*RECORDS SUPPLIED*:
===

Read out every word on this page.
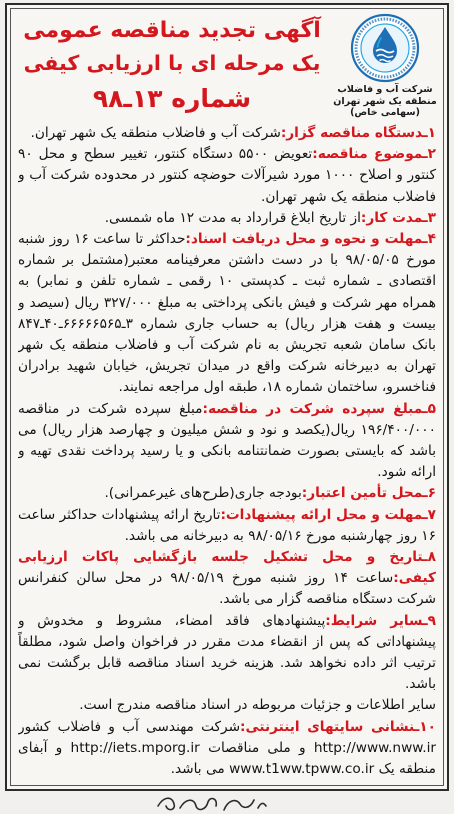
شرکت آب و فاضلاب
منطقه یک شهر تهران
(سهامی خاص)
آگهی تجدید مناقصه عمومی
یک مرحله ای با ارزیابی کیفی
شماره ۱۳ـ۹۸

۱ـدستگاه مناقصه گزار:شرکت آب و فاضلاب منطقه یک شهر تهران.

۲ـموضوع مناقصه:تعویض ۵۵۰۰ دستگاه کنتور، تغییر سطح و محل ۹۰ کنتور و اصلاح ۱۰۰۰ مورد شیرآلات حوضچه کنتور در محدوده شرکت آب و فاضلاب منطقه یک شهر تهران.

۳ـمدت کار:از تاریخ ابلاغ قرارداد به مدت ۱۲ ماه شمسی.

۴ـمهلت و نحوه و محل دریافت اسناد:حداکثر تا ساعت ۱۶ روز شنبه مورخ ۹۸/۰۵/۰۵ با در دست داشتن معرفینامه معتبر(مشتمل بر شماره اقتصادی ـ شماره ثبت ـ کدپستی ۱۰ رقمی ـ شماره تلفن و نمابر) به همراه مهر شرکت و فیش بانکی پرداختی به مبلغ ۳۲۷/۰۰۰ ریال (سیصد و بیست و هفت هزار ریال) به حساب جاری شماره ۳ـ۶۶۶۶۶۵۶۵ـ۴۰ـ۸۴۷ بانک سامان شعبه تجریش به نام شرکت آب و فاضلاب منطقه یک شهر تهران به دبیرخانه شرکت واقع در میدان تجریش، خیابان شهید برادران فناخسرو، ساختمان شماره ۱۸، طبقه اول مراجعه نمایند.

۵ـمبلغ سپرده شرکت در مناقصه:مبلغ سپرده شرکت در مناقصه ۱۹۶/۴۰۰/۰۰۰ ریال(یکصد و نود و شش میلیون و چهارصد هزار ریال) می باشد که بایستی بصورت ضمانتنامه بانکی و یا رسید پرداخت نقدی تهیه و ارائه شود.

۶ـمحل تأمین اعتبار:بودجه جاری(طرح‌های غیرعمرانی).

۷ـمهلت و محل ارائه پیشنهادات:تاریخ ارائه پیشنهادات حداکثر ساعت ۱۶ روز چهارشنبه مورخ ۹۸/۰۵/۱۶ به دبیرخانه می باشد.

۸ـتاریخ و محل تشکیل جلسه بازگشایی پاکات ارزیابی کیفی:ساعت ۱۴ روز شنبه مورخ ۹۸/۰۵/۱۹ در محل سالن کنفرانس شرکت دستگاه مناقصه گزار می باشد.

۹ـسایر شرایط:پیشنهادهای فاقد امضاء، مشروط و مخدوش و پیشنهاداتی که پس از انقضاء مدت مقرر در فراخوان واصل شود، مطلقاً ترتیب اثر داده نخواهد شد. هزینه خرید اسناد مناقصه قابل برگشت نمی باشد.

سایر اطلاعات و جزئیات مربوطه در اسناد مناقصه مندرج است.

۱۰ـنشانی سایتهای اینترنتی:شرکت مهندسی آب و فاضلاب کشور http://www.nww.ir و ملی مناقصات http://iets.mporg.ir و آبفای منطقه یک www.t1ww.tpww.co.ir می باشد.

===

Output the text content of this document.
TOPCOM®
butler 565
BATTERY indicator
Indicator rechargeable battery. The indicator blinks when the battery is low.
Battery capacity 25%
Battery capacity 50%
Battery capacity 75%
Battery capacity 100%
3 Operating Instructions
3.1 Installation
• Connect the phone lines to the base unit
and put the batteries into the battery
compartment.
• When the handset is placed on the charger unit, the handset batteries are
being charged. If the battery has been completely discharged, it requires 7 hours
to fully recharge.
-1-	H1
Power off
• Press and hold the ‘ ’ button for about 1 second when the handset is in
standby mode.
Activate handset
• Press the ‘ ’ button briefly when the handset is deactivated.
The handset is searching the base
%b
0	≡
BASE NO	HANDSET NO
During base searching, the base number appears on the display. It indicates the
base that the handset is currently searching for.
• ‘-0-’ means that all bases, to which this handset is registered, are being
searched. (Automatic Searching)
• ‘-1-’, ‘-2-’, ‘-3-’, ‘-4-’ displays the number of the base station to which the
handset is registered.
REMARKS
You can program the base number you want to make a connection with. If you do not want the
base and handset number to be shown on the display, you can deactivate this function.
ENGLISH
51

===

Go through the entries above and copy every line containing "this".

Read out every word on this page.
Output the text content of this document.
• ‘-0-’ means that all bases, to which this handset is registered, are being
base and handset number to be shown on the display, you can deactivate this function.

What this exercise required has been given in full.